What you have to do
Set down the records once more, please, exactly and with the pictures left out.

Data records

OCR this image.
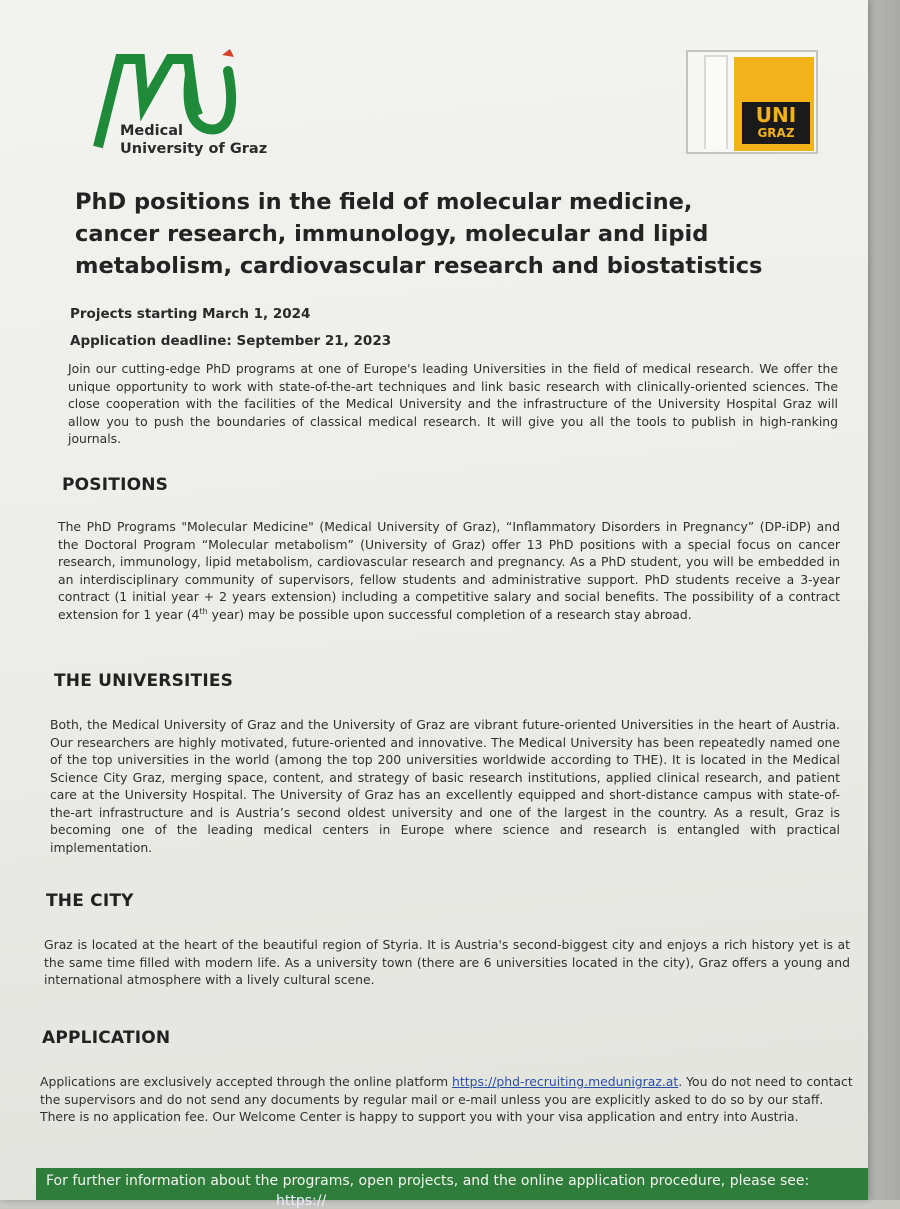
Medical
University of Graz
UNI
GRAZ
PhD positions in the field of molecular medicine,
cancer research, immunology, molecular and lipid
metabolism, cardiovascular research and biostatistics
Projects starting March 1, 2024
Application deadline: September 21, 2023

Join our cutting-edge PhD programs at one of Europe's leading Universities in the field of medical research. We offer the unique opportunity to work with state-of-the-art techniques and link basic research with clinically-oriented sciences. The close cooperation with the facilities of the Medical University and the infrastructure of the University Hospital Graz will allow you to push the boundaries of classical medical research. It will give you all the tools to publish in high-ranking journals.

POSITIONS

The PhD Programs "Molecular Medicine" (Medical University of Graz), “Inflammatory Disorders in Pregnancy” (DP-iDP) and the Doctoral Program “Molecular metabolism” (University of Graz) offer 13 PhD positions with a special focus on cancer research, immunology, lipid metabolism, cardiovascular research and pregnancy. As a PhD student, you will be embedded in an interdisciplinary community of supervisors, fellow students and administrative support. PhD students receive a 3-year contract (1 initial year + 2 years extension) including a competitive salary and social benefits. The possibility of a contract extension for 1 year (4th year) may be possible upon successful completion of a research stay abroad.

THE UNIVERSITIES

Both, the Medical University of Graz and the University of Graz are vibrant future-oriented Universities in the heart of Austria. Our researchers are highly motivated, future-oriented and innovative. The Medical University has been repeatedly named one of the top universities in the world (among the top 200 universities worldwide according to THE). It is located in the Medical Science City Graz, merging space, content, and strategy of basic research institutions, applied clinical research, and patient care at the University Hospital. The University of Graz has an excellently equipped and short-distance campus with state-of-the-art infrastructure and is Austria’s second oldest university and one of the largest in the country. As a result, Graz is becoming one of the leading medical centers in Europe where science and research is entangled with practical implementation.

THE CITY

Graz is located at the heart of the beautiful region of Styria. It is Austria's second-biggest city and enjoys a rich history yet is at the same time filled with modern life. As a university town (there are 6 universities located in the city), Graz offers a young and international atmosphere with a lively cultural scene.

APPLICATION

Applications are exclusively accepted through the online platform https://phd-recruiting.medunigraz.at. You do not need to contact the supervisors and do not send any documents by regular mail or e-mail unless you are explicitly asked to do so by our staff. There is no application fee. Our Welcome Center is happy to support you with your visa application and entry into Austria.

For further information about the programs, open projects, and the online application procedure, please see:
https://
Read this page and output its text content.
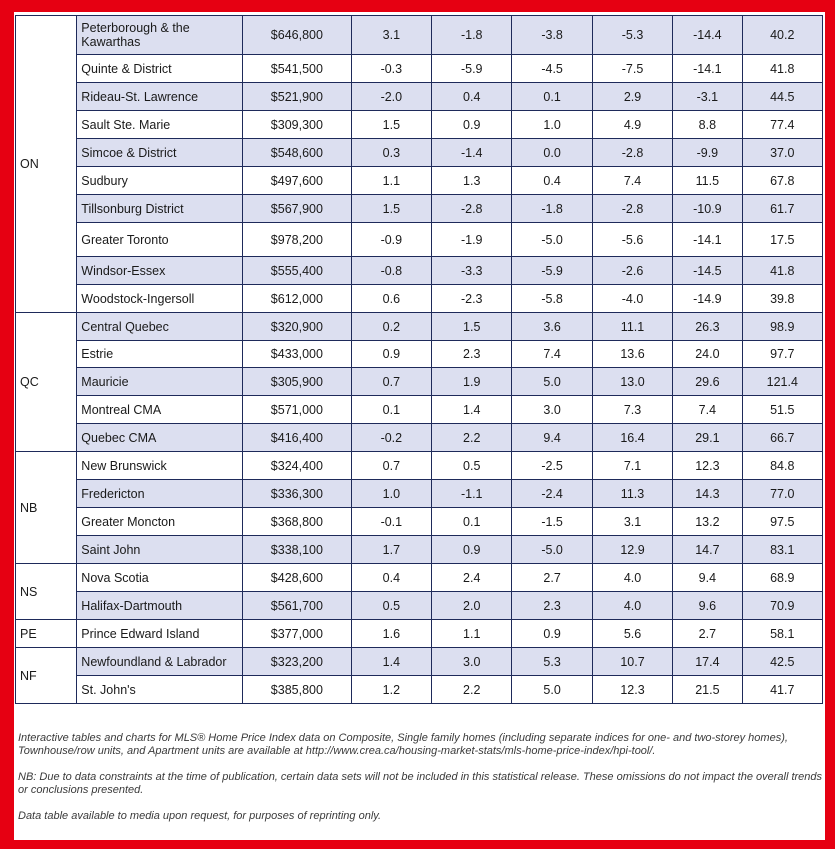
ON	Peterborough & the Kawarthas	$646,800	3.1	-1.8	-3.8	-5.3	-14.4	40.2
	Quinte & District	$541,500	-0.3	-5.9	-4.5	-7.5	-14.1	41.8
	Rideau-St. Lawrence	$521,900	-2.0	0.4	0.1	2.9	-3.1	44.5
	Sault Ste. Marie	$309,300	1.5	0.9	1.0	4.9	8.8	77.4
	Simcoe & District	$548,600	0.3	-1.4	0.0	-2.8	-9.9	37.0
	Sudbury	$497,600	1.1	1.3	0.4	7.4	11.5	67.8
	Tillsonburg District	$567,900	1.5	-2.8	-1.8	-2.8	-10.9	61.7
	Greater Toronto	$978,200	-0.9	-1.9	-5.0	-5.6	-14.1	17.5
	Windsor-Essex	$555,400	-0.8	-3.3	-5.9	-2.6	-14.5	41.8
	Woodstock-Ingersoll	$612,000	0.6	-2.3	-5.8	-4.0	-14.9	39.8
QC	Central Quebec	$320,900	0.2	1.5	3.6	11.1	26.3	98.9
	Estrie	$433,000	0.9	2.3	7.4	13.6	24.0	97.7
	Mauricie	$305,900	0.7	1.9	5.0	13.0	29.6	121.4
	Montreal CMA	$571,000	0.1	1.4	3.0	7.3	7.4	51.5
	Quebec CMA	$416,400	-0.2	2.2	9.4	16.4	29.1	66.7
NB	New Brunswick	$324,400	0.7	0.5	-2.5	7.1	12.3	84.8
	Fredericton	$336,300	1.0	-1.1	-2.4	11.3	14.3	77.0
	Greater Moncton	$368,800	-0.1	0.1	-1.5	3.1	13.2	97.5
	Saint John	$338,100	1.7	0.9	-5.0	12.9	14.7	83.1
NS	Nova Scotia	$428,600	0.4	2.4	2.7	4.0	9.4	68.9
	Halifax-Dartmouth	$561,700	0.5	2.0	2.3	4.0	9.6	70.9
PE	Prince Edward Island	$377,000	1.6	1.1	0.9	5.6	2.7	58.1
NF	Newfoundland & Labrador	$323,200	1.4	3.0	5.3	10.7	17.4	42.5
	St. John's	$385,800	1.2	2.2	5.0	12.3	21.5	41.7

Interactive tables and charts for MLS® Home Price Index data on Composite, Single family homes (including separate indices for one- and two-storey homes), Townhouse/row units, and Apartment units are available at http://www.crea.ca/housing-market-stats/mls-home-price-index/hpi-tool/.

NB: Due to data constraints at the time of publication, certain data sets will not be included in this statistical release. These omissions do not impact the overall trends or conclusions presented.

Data table available to media upon request, for purposes of reprinting only.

Answer to the problem
OCR this image.
Medical
University of Graz
UNI
GRAZ
PhD positions in the field of molecular medicine,
cancer research, immunology, molecular and lipid
metabolism, cardiovascular research and biostatistics
Projects starting March 1, 2024
Application deadline: September 21, 2023

Join our cutting-edge PhD programs at one of Europe's leading Universities in the field of medical research. We offer the unique opportunity to work with state-of-the-art techniques and link basic research with clinically-oriented sciences. The close cooperation with the facilities of the Medical University and the infrastructure of the University Hospital Graz will allow you to push the boundaries of classical medical research. It will give you all the tools to publish in high-ranking journals.

POSITIONS

The PhD Programs "Molecular Medicine" (Medical University of Graz), “Inflammatory Disorders in Pregnancy” (DP-iDP) and the Doctoral Program “Molecular metabolism” (University of Graz) offer 13 PhD positions with a special focus on cancer research, immunology, lipid metabolism, cardiovascular research and pregnancy. As a PhD student, you will be embedded in an interdisciplinary community of supervisors, fellow students and administrative support. PhD students receive a 3-year contract (1 initial year + 2 years extension) including a competitive salary and social benefits. The possibility of a contract extension for 1 year (4th year) may be possible upon successful completion of a research stay abroad.

THE UNIVERSITIES

Both, the Medical University of Graz and the University of Graz are vibrant future-oriented Universities in the heart of Austria. Our researchers are highly motivated, future-oriented and innovative. The Medical University has been repeatedly named one of the top universities in the world (among the top 200 universities worldwide according to THE). It is located in the Medical Science City Graz, merging space, content, and strategy of basic research institutions, applied clinical research, and patient care at the University Hospital. The University of Graz has an excellently equipped and short-distance campus with state-of-the-art infrastructure and is Austria’s second oldest university and one of the largest in the country. As a result, Graz is becoming one of the leading medical centers in Europe where science and research is entangled with practical implementation.

THE CITY

Graz is located at the heart of the beautiful region of Styria. It is Austria's second-biggest city and enjoys a rich history yet is at the same time filled with modern life. As a university town (there are 6 universities located in the city), Graz offers a young and international atmosphere with a lively cultural scene.

APPLICATION

Applications are exclusively accepted through the online platform https://phd-recruiting.medunigraz.at. You do not need to contact the supervisors and do not send any documents by regular mail or e-mail unless you are explicitly asked to do so by our staff. There is no application fee. Our Welcome Center is happy to support you with your visa application and entry into Austria.

For further information about the programs, open projects, and the online application procedure, please see:
https://
Read this page and output its text content.
ON	Peterborough & the Kawarthas	$646,800	3.1	-1.8	-3.8	-5.3	-14.4	40.2
	Quinte & District	$541,500	-0.3	-5.9	-4.5	-7.5	-14.1	41.8
	Rideau-St. Lawrence	$521,900	-2.0	0.4	0.1	2.9	-3.1	44.5
	Sault Ste. Marie	$309,300	1.5	0.9	1.0	4.9	8.8	77.4
	Simcoe & District	$548,600	0.3	-1.4	0.0	-2.8	-9.9	37.0
	Sudbury	$497,600	1.1	1.3	0.4	7.4	11.5	67.8
	Tillsonburg District	$567,900	1.5	-2.8	-1.8	-2.8	-10.9	61.7
	Greater Toronto	$978,200	-0.9	-1.9	-5.0	-5.6	-14.1	17.5
	Windsor-Essex	$555,400	-0.8	-3.3	-5.9	-2.6	-14.5	41.8
	Woodstock-Ingersoll	$612,000	0.6	-2.3	-5.8	-4.0	-14.9	39.8
QC	Central Quebec	$320,900	0.2	1.5	3.6	11.1	26.3	98.9
	Estrie	$433,000	0.9	2.3	7.4	13.6	24.0	97.7
	Mauricie	$305,900	0.7	1.9	5.0	13.0	29.6	121.4
	Montreal CMA	$571,000	0.1	1.4	3.0	7.3	7.4	51.5
	Quebec CMA	$416,400	-0.2	2.2	9.4	16.4	29.1	66.7
NB	New Brunswick	$324,400	0.7	0.5	-2.5	7.1	12.3	84.8
	Fredericton	$336,300	1.0	-1.1	-2.4	11.3	14.3	77.0
	Greater Moncton	$368,800	-0.1	0.1	-1.5	3.1	13.2	97.5
	Saint John	$338,100	1.7	0.9	-5.0	12.9	14.7	83.1
NS	Nova Scotia	$428,600	0.4	2.4	2.7	4.0	9.4	68.9
	Halifax-Dartmouth	$561,700	0.5	2.0	2.3	4.0	9.6	70.9
PE	Prince Edward Island	$377,000	1.6	1.1	0.9	5.6	2.7	58.1
NF	Newfoundland & Labrador	$323,200	1.4	3.0	5.3	10.7	17.4	42.5
	St. John's	$385,800	1.2	2.2	5.0	12.3	21.5	41.7

Interactive tables and charts for MLS® Home Price Index data on Composite, Single family homes (including separate indices for one- and two-storey homes), Townhouse/row units, and Apartment units are available at http://www.crea.ca/housing-market-stats/mls-home-price-index/hpi-tool/.

NB: Due to data constraints at the time of publication, certain data sets will not be included in this statistical release. These omissions do not impact the overall trends or conclusions presented.

Data table available to media upon request, for purposes of reprinting only.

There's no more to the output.